§ The problem: Repeat every line below exactly, word for word.

§ Records shown:
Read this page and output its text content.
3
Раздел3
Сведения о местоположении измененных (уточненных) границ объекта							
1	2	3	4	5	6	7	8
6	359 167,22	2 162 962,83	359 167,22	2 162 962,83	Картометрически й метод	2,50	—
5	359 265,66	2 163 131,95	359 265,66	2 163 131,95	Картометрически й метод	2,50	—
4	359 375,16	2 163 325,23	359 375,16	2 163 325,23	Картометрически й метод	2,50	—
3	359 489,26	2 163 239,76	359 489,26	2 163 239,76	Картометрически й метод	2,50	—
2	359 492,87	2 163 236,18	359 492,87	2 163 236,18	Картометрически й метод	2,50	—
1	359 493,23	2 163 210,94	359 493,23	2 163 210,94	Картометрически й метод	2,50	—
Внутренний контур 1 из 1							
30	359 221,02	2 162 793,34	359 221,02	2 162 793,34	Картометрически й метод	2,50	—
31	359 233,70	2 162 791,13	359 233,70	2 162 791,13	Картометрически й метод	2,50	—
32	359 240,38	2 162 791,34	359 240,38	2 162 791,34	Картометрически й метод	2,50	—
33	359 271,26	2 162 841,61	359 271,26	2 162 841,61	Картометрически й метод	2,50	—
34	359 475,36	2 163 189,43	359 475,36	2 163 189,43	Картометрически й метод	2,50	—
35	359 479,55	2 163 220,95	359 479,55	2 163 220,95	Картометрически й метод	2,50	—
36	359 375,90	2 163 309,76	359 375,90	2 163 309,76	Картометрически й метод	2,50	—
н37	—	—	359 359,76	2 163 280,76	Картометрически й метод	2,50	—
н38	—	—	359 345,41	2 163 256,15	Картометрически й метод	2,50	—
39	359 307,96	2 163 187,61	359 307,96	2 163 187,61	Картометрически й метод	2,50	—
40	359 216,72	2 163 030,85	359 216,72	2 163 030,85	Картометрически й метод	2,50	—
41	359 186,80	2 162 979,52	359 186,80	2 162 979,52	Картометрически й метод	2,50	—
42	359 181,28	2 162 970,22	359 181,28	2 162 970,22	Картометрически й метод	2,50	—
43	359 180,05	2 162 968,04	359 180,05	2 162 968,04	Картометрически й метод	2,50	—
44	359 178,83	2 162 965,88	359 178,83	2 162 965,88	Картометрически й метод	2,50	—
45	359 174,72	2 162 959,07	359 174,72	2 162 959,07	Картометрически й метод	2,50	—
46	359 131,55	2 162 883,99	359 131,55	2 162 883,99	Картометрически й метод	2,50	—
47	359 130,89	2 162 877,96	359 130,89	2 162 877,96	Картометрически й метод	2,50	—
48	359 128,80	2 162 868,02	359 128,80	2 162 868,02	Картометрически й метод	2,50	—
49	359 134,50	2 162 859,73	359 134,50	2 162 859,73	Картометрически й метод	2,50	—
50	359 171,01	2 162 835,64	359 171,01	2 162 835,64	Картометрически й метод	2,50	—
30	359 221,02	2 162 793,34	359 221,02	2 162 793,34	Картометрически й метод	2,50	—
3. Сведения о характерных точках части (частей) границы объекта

§ The completed task:
Read this page and output its text content.
3
Раздел3
Сведения о местоположении измененных (уточненных) границ объекта							
1	2	3	4	5	6	7	8
6	359 167,22	2 162 962,83	359 167,22	2 162 962,83	Картометрически й метод	2,50	—
5	359 265,66	2 163 131,95	359 265,66	2 163 131,95	Картометрически й метод	2,50	—
4	359 375,16	2 163 325,23	359 375,16	2 163 325,23	Картометрически й метод	2,50	—
3	359 489,26	2 163 239,76	359 489,26	2 163 239,76	Картометрически й метод	2,50	—
2	359 492,87	2 163 236,18	359 492,87	2 163 236,18	Картометрически й метод	2,50	—
1	359 493,23	2 163 210,94	359 493,23	2 163 210,94	Картометрически й метод	2,50	—
Внутренний контур 1 из 1							
30	359 221,02	2 162 793,34	359 221,02	2 162 793,34	Картометрически й метод	2,50	—
31	359 233,70	2 162 791,13	359 233,70	2 162 791,13	Картометрически й метод	2,50	—
32	359 240,38	2 162 791,34	359 240,38	2 162 791,34	Картометрически й метод	2,50	—
33	359 271,26	2 162 841,61	359 271,26	2 162 841,61	Картометрически й метод	2,50	—
34	359 475,36	2 163 189,43	359 475,36	2 163 189,43	Картометрически й метод	2,50	—
35	359 479,55	2 163 220,95	359 479,55	2 163 220,95	Картометрически й метод	2,50	—
36	359 375,90	2 163 309,76	359 375,90	2 163 309,76	Картометрически й метод	2,50	—
н37	—	—	359 359,76	2 163 280,76	Картометрически й метод	2,50	—
н38	—	—	359 345,41	2 163 256,15	Картометрически й метод	2,50	—
39	359 307,96	2 163 187,61	359 307,96	2 163 187,61	Картометрически й метод	2,50	—
40	359 216,72	2 163 030,85	359 216,72	2 163 030,85	Картометрически й метод	2,50	—
41	359 186,80	2 162 979,52	359 186,80	2 162 979,52	Картометрически й метод	2,50	—
42	359 181,28	2 162 970,22	359 181,28	2 162 970,22	Картометрически й метод	2,50	—
43	359 180,05	2 162 968,04	359 180,05	2 162 968,04	Картометрически й метод	2,50	—
44	359 178,83	2 162 965,88	359 178,83	2 162 965,88	Картометрически й метод	2,50	—
45	359 174,72	2 162 959,07	359 174,72	2 162 959,07	Картометрически й метод	2,50	—
46	359 131,55	2 162 883,99	359 131,55	2 162 883,99	Картометрически й метод	2,50	—
47	359 130,89	2 162 877,96	359 130,89	2 162 877,96	Картометрически й метод	2,50	—
48	359 128,80	2 162 868,02	359 128,80	2 162 868,02	Картометрически й метод	2,50	—
49	359 134,50	2 162 859,73	359 134,50	2 162 859,73	Картометрически й метод	2,50	—
50	359 171,01	2 162 835,64	359 171,01	2 162 835,64	Картометрически й метод	2,50	—
30	359 221,02	2 162 793,34	359 221,02	2 162 793,34	Картометрически й метод	2,50	—
3. Сведения о характерных точках части (частей) границы объекта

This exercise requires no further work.